**TASK REQUIREMENTS**
Return the full material exactly.

╭──

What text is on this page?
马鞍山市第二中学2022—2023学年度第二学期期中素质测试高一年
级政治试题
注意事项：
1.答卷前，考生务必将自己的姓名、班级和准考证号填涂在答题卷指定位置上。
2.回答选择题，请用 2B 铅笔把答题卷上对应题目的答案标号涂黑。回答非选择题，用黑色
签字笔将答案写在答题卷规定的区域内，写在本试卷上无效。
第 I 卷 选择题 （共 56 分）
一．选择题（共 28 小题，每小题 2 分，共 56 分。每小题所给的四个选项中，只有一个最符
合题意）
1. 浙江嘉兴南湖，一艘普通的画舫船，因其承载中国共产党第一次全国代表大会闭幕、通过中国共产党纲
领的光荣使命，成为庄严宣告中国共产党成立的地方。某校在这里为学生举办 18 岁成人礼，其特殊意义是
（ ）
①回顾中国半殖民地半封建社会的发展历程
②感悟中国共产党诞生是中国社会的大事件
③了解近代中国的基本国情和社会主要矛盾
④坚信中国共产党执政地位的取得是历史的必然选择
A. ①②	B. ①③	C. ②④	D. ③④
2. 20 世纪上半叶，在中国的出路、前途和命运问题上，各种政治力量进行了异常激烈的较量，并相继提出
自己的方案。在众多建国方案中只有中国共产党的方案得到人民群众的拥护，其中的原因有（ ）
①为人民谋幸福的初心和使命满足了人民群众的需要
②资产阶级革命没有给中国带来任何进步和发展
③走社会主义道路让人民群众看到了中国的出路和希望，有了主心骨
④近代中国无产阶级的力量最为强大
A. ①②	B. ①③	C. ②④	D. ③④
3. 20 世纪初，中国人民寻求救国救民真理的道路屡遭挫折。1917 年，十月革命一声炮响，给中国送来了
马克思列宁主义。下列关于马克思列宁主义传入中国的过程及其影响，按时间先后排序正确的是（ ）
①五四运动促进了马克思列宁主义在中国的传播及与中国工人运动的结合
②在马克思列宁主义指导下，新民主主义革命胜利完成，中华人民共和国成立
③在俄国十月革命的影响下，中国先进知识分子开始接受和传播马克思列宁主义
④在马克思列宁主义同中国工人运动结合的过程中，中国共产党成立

╰──

**RESPONSE**
What text is on this page?
马鞍山市第二中学2022—2023学年度第二学期期中素质测试高一年
级政治试题
注意事项：
1.答卷前，考生务必将自己的姓名、班级和准考证号填涂在答题卷指定位置上。
2.回答选择题，请用 2B 铅笔把答题卷上对应题目的答案标号涂黑。回答非选择题，用黑色
签字笔将答案写在答题卷规定的区域内，写在本试卷上无效。
第 I 卷 选择题 （共 56 分）
一．选择题（共 28 小题，每小题 2 分，共 56 分。每小题所给的四个选项中，只有一个最符
合题意）
1. 浙江嘉兴南湖，一艘普通的画舫船，因其承载中国共产党第一次全国代表大会闭幕、通过中国共产党纲
领的光荣使命，成为庄严宣告中国共产党成立的地方。某校在这里为学生举办 18 岁成人礼，其特殊意义是
（ ）
①回顾中国半殖民地半封建社会的发展历程
②感悟中国共产党诞生是中国社会的大事件
③了解近代中国的基本国情和社会主要矛盾
④坚信中国共产党执政地位的取得是历史的必然选择
A. ①②	B. ①③	C. ②④	D. ③④
2. 20 世纪上半叶，在中国的出路、前途和命运问题上，各种政治力量进行了异常激烈的较量，并相继提出
自己的方案。在众多建国方案中只有中国共产党的方案得到人民群众的拥护，其中的原因有（ ）
①为人民谋幸福的初心和使命满足了人民群众的需要
②资产阶级革命没有给中国带来任何进步和发展
③走社会主义道路让人民群众看到了中国的出路和希望，有了主心骨
④近代中国无产阶级的力量最为强大
A. ①②	B. ①③	C. ②④	D. ③④
3. 20 世纪初，中国人民寻求救国救民真理的道路屡遭挫折。1917 年，十月革命一声炮响，给中国送来了
马克思列宁主义。下列关于马克思列宁主义传入中国的过程及其影响，按时间先后排序正确的是（ ）
①五四运动促进了马克思列宁主义在中国的传播及与中国工人运动的结合
②在马克思列宁主义指导下，新民主主义革命胜利完成，中华人民共和国成立
③在俄国十月革命的影响下，中国先进知识分子开始接受和传播马克思列宁主义
④在马克思列宁主义同中国工人运动结合的过程中，中国共产党成立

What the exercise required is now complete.